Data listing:
========================

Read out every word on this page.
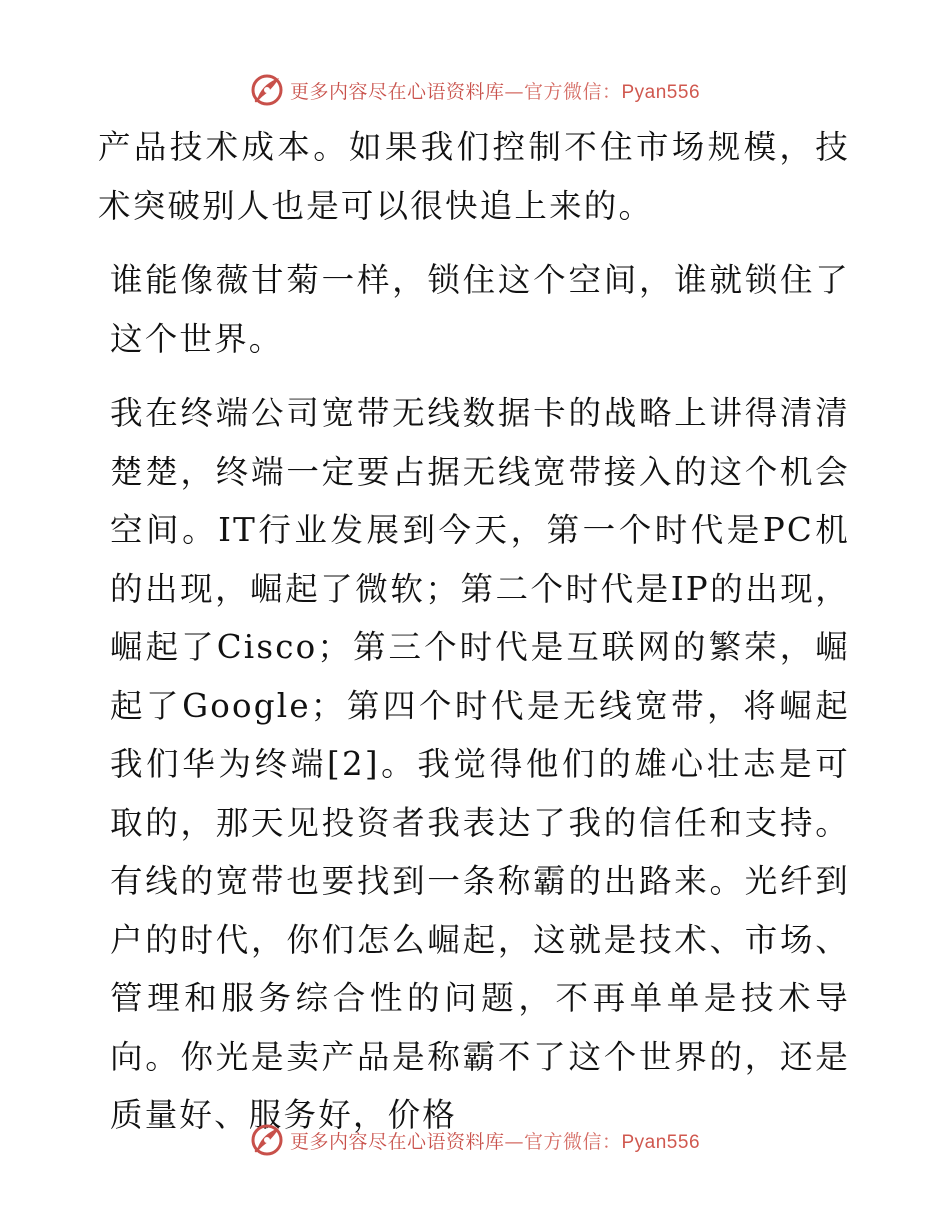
更多内容尽在心语资料库—官方微信：Pyan556

产品技术成本。如果我们控制不住市场规模，技术突破别人也是可以很快追上来的。

谁能像薇甘菊一样，锁住这个空间，谁就锁住了这个世界。

我在终端公司宽带无线数据卡的战略上讲得清清楚楚，终端一定要占据无线宽带接入的这个机会空间。IT行业发展到今天，第一个时代是PC机的出现，崛起了微软；第二个时代是IP的出现，崛起了Cisco；第三个时代是互联网的繁荣，崛起了Google；第四个时代是无线宽带，将崛起我们华为终端[2]。我觉得他们的雄心壮志是可取的，那天见投资者我表达了我的信任和支持。有线的宽带也要找到一条称霸的出路来。光纤到户的时代，你们怎么崛起，这就是技术、市场、管理和服务综合性的问题，不再单单是技术导向。你光是卖产品是称霸不了这个世界的，还是质量好、服务好，价格

更多内容尽在心语资料库—官方微信：Pyan556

========================

TASK:
Leave out the pictures and copy everything else in the records word for word.

FINISHED TASK:
Read out every word on this page.
更多内容尽在心语资料库—官方微信：Pyan556

产品技术成本。如果我们控制不住市场规模，技术突破别人也是可以很快追上来的。

谁能像薇甘菊一样，锁住这个空间，谁就锁住了这个世界。

我在终端公司宽带无线数据卡的战略上讲得清清楚楚，终端一定要占据无线宽带接入的这个机会空间。IT行业发展到今天，第一个时代是PC机的出现，崛起了微软；第二个时代是IP的出现，崛起了Cisco；第三个时代是互联网的繁荣，崛起了Google；第四个时代是无线宽带，将崛起我们华为终端[2]。我觉得他们的雄心壮志是可取的，那天见投资者我表达了我的信任和支持。有线的宽带也要找到一条称霸的出路来。光纤到户的时代，你们怎么崛起，这就是技术、市场、管理和服务综合性的问题，不再单单是技术导向。你光是卖产品是称霸不了这个世界的，还是质量好、服务好，价格

更多内容尽在心语资料库—官方微信：Pyan556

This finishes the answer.